>> begin Extracted data

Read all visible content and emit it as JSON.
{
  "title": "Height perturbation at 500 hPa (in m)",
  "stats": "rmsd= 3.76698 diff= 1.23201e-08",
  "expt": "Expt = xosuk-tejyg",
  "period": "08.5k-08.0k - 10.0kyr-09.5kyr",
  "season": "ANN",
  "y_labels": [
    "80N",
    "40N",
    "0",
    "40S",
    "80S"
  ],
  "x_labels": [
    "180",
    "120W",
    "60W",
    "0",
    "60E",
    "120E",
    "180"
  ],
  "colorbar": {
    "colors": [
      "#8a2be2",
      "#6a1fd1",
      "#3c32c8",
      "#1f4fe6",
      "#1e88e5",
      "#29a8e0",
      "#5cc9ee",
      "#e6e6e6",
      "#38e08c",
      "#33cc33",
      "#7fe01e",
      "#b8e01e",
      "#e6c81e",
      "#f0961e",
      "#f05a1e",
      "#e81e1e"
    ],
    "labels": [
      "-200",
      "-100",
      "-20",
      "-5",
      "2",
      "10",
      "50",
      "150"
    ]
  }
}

>> end Extracted data

## Work to complete
Every record should be given again exactly.

## Answer for this exercise
Read all visible content and emit it as JSON.
{
  "title": "Height perturbation at 500 hPa (in m)",
  "stats": "rmsd= 3.76698 diff= 1.23201e-08",
  "expt": "Expt = xosuk-tejyg",
  "period": "08.5k-08.0k - 10.0kyr-09.5kyr",
  "season": "ANN",
  "y_labels": [
    "80N",
    "40N",
    "0",
    "40S",
    "80S"
  ],
  "x_labels": [
    "180",
    "120W",
    "60W",
    "0",
    "60E",
    "120E",
    "180"
  ],
  "colorbar": {
    "colors": [
      "#8a2be2",
      "#6a1fd1",
      "#3c32c8",
      "#1f4fe6",
      "#1e88e5",
      "#29a8e0",
      "#5cc9ee",
      "#e6e6e6",
      "#38e08c",
      "#33cc33",
      "#7fe01e",
      "#b8e01e",
      "#e6c81e",
      "#f0961e",
      "#f05a1e",
      "#e81e1e"
    ],
    "labels": [
      "-200",
      "-100",
      "-20",
      "-5",
      "2",
      "10",
      "50",
      "150"
    ]
  }
}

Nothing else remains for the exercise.